-- start of MATERIAL PROVIDED --
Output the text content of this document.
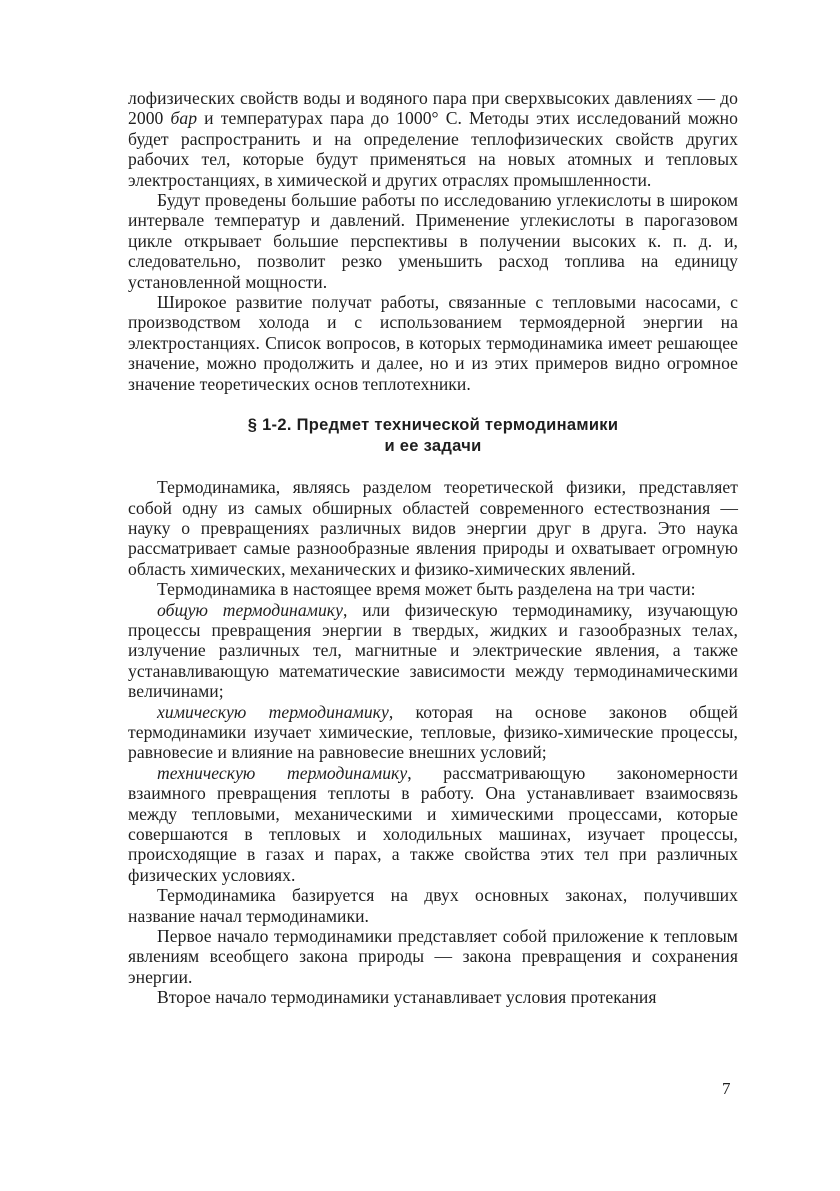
лофизических свойств воды и водяного пара при сверхвысоких давлениях — до 2000 бар и температурах пара до 1000° С. Методы этих исследований можно будет распространить и на определение теплофизических свойств других рабочих тел, которые будут применяться на новых атомных и тепловых электростанциях, в химической и других отраслях промышленности.

Будут проведены большие работы по исследованию углекислоты в широком интервале температур и давлений. Применение углекислоты в парогазовом цикле открывает большие перспективы в получении высоких к. п. д. и, следовательно, позволит резко уменьшить расход топлива на единицу установленной мощности.

Широкое развитие получат работы, связанные с тепловыми насосами, с производством холода и с использованием термоядерной энергии на электростанциях. Список вопросов, в которых термодинамика имеет решающее значение, можно продолжить и далее, но и из этих примеров видно огромное значение теоретических основ теплотехники.

§ 1-2. Предмет технической термодинамики
и ее задачи

Термодинамика, являясь разделом теоретической физики, представляет собой одну из самых обширных областей современного естествознания — науку о превращениях различных видов энергии друг в друга. Это наука рассматривает самые разнообразные явления природы и охватывает огромную область химических, механических и физико-химических явлений.

Термодинамика в настоящее время может быть разделена на три части:

общую термодинамику, или физическую термодинамику, изучающую процессы превращения энергии в твердых, жидких и газообразных телах, излучение различных тел, магнитные и электрические явления, а также устанавливающую математические зависимости между термодинамическими величинами;

химическую термодинамику, которая на основе законов общей термодинамики изучает химические, тепловые, физико-химические процессы, равновесие и влияние на равновесие внешних условий;

техническую термодинамику, рассматривающую закономерности взаимного превращения теплоты в работу. Она устанавливает взаимосвязь между тепловыми, механическими и химическими процессами, которые совершаются в тепловых и холодильных машинах, изучает процессы, происходящие в газах и парах, а также свойства этих тел при различных физических условиях.

Термодинамика базируется на двух основных законах, получивших название начал термодинамики.

Первое начало термодинамики представляет собой приложение к тепловым явлениям всеобщего закона природы — закона превращения и сохранения энергии.

Второе начало термодинамики устанавливает условия протекания

7
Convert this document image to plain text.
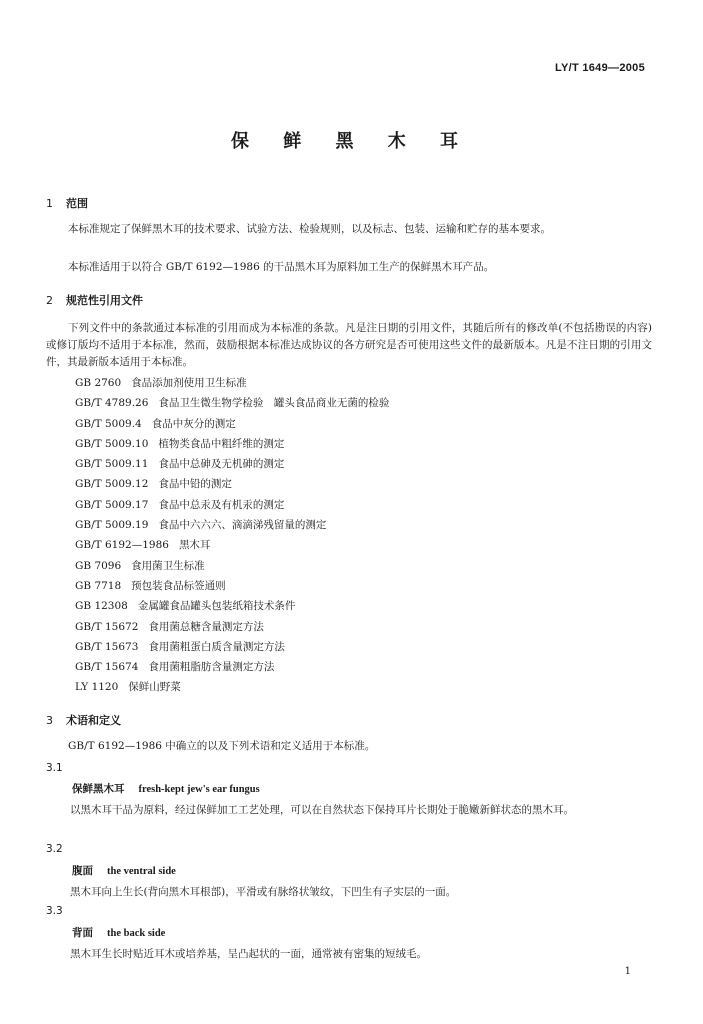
LY/T 1649—2005
保 鲜 黑 木 耳
1 范围
本标准规定了保鲜黑木耳的技术要求、试验方法、检验规则，以及标志、包装、运输和贮存的基本要求。
本标准适用于以符合 GB/T 6192—1986 的干品黑木耳为原料加工生产的保鲜黑木耳产品。
2 规范性引用文件
下列文件中的条款通过本标准的引用而成为本标准的条款。凡是注日期的引用文件，其随后所有的修改单(不包括勘误的内容)或修订版均不适用于本标准，然而，鼓励根据本标准达成协议的各方研究是否可使用这些文件的最新版本。凡是不注日期的引用文件，其最新版本适用于本标准。
GB 2760 食品添加剂使用卫生标准
GB/T 4789.26 食品卫生微生物学检验　罐头食品商业无菌的检验
GB/T 5009.4 食品中灰分的测定
GB/T 5009.10 植物类食品中粗纤维的测定
GB/T 5009.11 食品中总砷及无机砷的测定
GB/T 5009.12 食品中铅的测定
GB/T 5009.17 食品中总汞及有机汞的测定
GB/T 5009.19 食品中六六六、滴滴涕残留量的测定
GB/T 6192—1986 黑木耳
GB 7096 食用菌卫生标准
GB 7718 预包装食品标签通则
GB 12308 金属罐食品罐头包装纸箱技术条件
GB/T 15672 食用菌总糖含量测定方法
GB/T 15673 食用菌粗蛋白质含量测定方法
GB/T 15674 食用菌粗脂肪含量测定方法
LY 1120 保鲜山野菜
3 术语和定义
GB/T 6192—1986 中确立的以及下列术语和定义适用于本标准。
3.1
保鲜黑木耳 fresh-kept jew's ear fungus
以黑木耳干品为原料，经过保鲜加工工艺处理，可以在自然状态下保持耳片长期处于脆嫩新鲜状态的黑木耳。
3.2
腹面 the ventral side
黑木耳向上生长(背向黑木耳根部)，平滑或有脉络状皱纹，下凹生有子实层的一面。
3.3
背面 the back side
黑木耳生长时贴近耳木或培养基，呈凸起状的一面，通常被有密集的短绒毛。
1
-- end of MATERIAL PROVIDED --
» EXERCISE DIRECTIONS
How many lines in the records above contain the word "this"? Reply with the number alone.

» WORKED SOLUTION
2